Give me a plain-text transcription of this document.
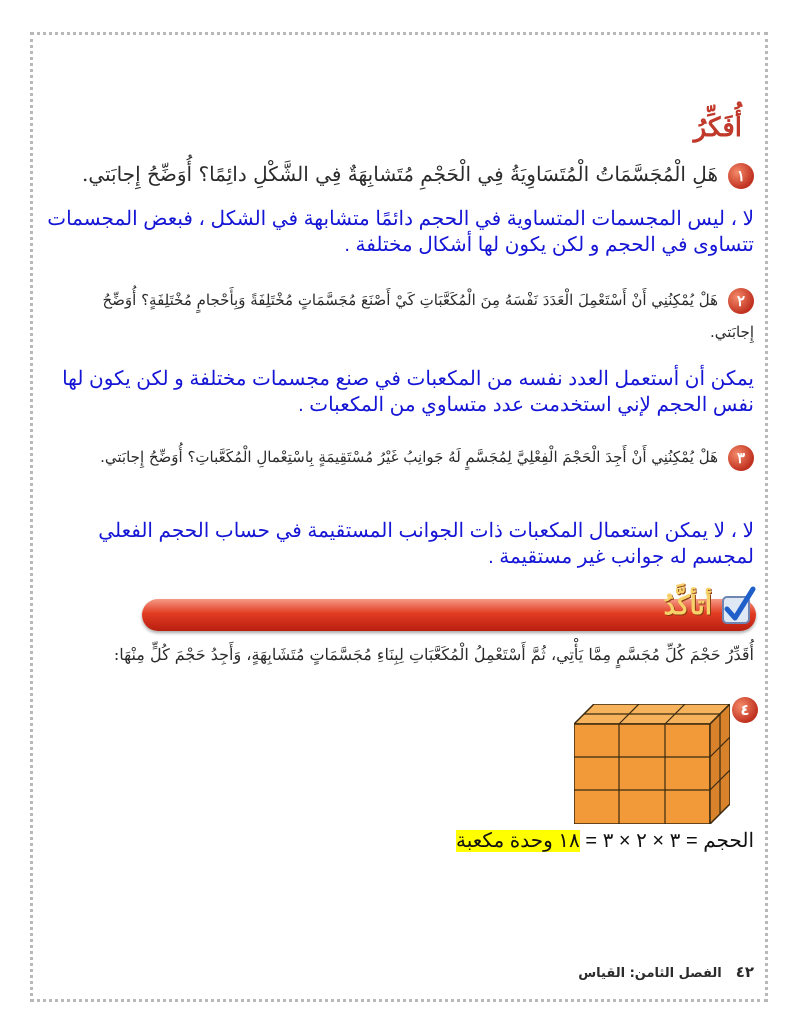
أُفَكِّرُ
١هَلِ الْمُجَسَّمَاتُ الْمُتَسَاوِيَةُ فِي الْحَجْمِ مُتَشابِهَةٌ فِي الشَّكْلِ دائِمًا؟ أُوَضِّحُ إِجابَتي.
لا ، ليس المجسمات المتساوية في الحجم دائمًا متشابهة في الشكل ، فبعض المجسمات تتساوى في الحجم و لكن يكون لها أشكال مختلفة .
٢هَلْ يُمْكِنُنِي أَنْ أَسْتَعْمِلَ الْعَدَدَ نَفْسَهُ مِنَ الْمُكَعَّبَاتِ كَيْ أَصْنَعَ مُجَسَّمَاتٍ مُخْتَلِفَةً وَبِأَحْجامٍ مُخْتَلِفَةٍ؟ أُوَضِّحُ إِجابَتي.
يمكن أن أستعمل العدد نفسه من المكعبات في صنع مجسمات مختلفة و لكن يكون لها نفس الحجم لإني استخدمت عدد متساوي من المكعبات .
٣هَلْ يُمْكِنُنِي أَنْ أَجِدَ الْحَجْمَ الْفِعْلِيَّ لِمُجَسَّمٍ لَهُ جَوانِبُ غَيْرُ مُسْتَقِيمَةٍ بِاسْتِعْمالِ الْمُكَعَّباتِ؟ أُوَضِّحُ إِجابَتي.
لا ، لا يمكن استعمال المكعبات ذات الجوانب المستقيمة في حساب الحجم الفعلي لمجسم له جوانب غير مستقيمة .
أتأكَّدُ
أُقَدِّرُ حَجْمَ كُلِّ مُجَسَّمٍ مِمَّا يَأْتِي، ثُمَّ أَسْتَعْمِلُ الْمُكَعَّبَاتِ لِبِنَاءِ مُجَسَّمَاتٍ مُتَشَابِهَةٍ، وَأَجِدُ حَجْمَ كُلٍّ مِنْهَا:
٤
الحجم = ٣ × ٢ × ٣ = ١٨ وحدة مكعبة
٤٢الفصل الثامن: القياس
----
▶ **GOAL**
Return the whole listing, word for word, and leave out every picture.

▶ **ANSWER FOR THIS EXERCISE**
Give me a plain-text transcription of this document.
أُفَكِّرُ
١هَلِ الْمُجَسَّمَاتُ الْمُتَسَاوِيَةُ فِي الْحَجْمِ مُتَشابِهَةٌ فِي الشَّكْلِ دائِمًا؟ أُوَضِّحُ إِجابَتي.
لا ، ليس المجسمات المتساوية في الحجم دائمًا متشابهة في الشكل ، فبعض المجسمات تتساوى في الحجم و لكن يكون لها أشكال مختلفة .
٢هَلْ يُمْكِنُنِي أَنْ أَسْتَعْمِلَ الْعَدَدَ نَفْسَهُ مِنَ الْمُكَعَّبَاتِ كَيْ أَصْنَعَ مُجَسَّمَاتٍ مُخْتَلِفَةً وَبِأَحْجامٍ مُخْتَلِفَةٍ؟ أُوَضِّحُ إِجابَتي.
يمكن أن أستعمل العدد نفسه من المكعبات في صنع مجسمات مختلفة و لكن يكون لها نفس الحجم لإني استخدمت عدد متساوي من المكعبات .
٣هَلْ يُمْكِنُنِي أَنْ أَجِدَ الْحَجْمَ الْفِعْلِيَّ لِمُجَسَّمٍ لَهُ جَوانِبُ غَيْرُ مُسْتَقِيمَةٍ بِاسْتِعْمالِ الْمُكَعَّباتِ؟ أُوَضِّحُ إِجابَتي.
لا ، لا يمكن استعمال المكعبات ذات الجوانب المستقيمة في حساب الحجم الفعلي لمجسم له جوانب غير مستقيمة .
أتأكَّدُ
أُقَدِّرُ حَجْمَ كُلِّ مُجَسَّمٍ مِمَّا يَأْتِي، ثُمَّ أَسْتَعْمِلُ الْمُكَعَّبَاتِ لِبِنَاءِ مُجَسَّمَاتٍ مُتَشَابِهَةٍ، وَأَجِدُ حَجْمَ كُلٍّ مِنْهَا:
٤
الحجم = ٣ × ٢ × ٣ = ١٨ وحدة مكعبة
٤٢الفصل الثامن: القياس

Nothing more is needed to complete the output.